> [THE DATA]:
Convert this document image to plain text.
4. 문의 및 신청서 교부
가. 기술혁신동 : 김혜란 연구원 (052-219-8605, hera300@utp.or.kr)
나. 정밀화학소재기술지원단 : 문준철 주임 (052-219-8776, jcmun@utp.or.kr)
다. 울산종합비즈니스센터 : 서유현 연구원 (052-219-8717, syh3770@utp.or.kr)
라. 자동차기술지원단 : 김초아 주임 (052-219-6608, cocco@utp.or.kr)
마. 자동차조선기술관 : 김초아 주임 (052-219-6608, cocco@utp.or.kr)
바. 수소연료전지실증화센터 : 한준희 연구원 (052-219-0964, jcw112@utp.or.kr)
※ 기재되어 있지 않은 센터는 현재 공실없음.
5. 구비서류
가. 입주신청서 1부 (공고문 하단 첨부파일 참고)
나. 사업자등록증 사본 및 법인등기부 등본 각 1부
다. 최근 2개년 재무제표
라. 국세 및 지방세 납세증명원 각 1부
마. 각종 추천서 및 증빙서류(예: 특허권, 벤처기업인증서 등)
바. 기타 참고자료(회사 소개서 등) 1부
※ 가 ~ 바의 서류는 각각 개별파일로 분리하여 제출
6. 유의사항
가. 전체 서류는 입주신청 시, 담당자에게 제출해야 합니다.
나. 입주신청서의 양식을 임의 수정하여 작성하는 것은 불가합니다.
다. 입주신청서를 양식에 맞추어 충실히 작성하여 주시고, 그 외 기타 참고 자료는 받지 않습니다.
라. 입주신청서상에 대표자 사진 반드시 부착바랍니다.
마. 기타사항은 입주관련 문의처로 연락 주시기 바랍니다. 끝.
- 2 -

> [WHAT IS BEING ASKED]: Select the lines that carry the string "cocco" and copy them.

> [TASK OUTPUT]:
라. 자동차기술지원단 : 김초아 주임 (052-219-6608, cocco@utp.or.kr)
마. 자동차조선기술관 : 김초아 주임 (052-219-6608, cocco@utp.or.kr)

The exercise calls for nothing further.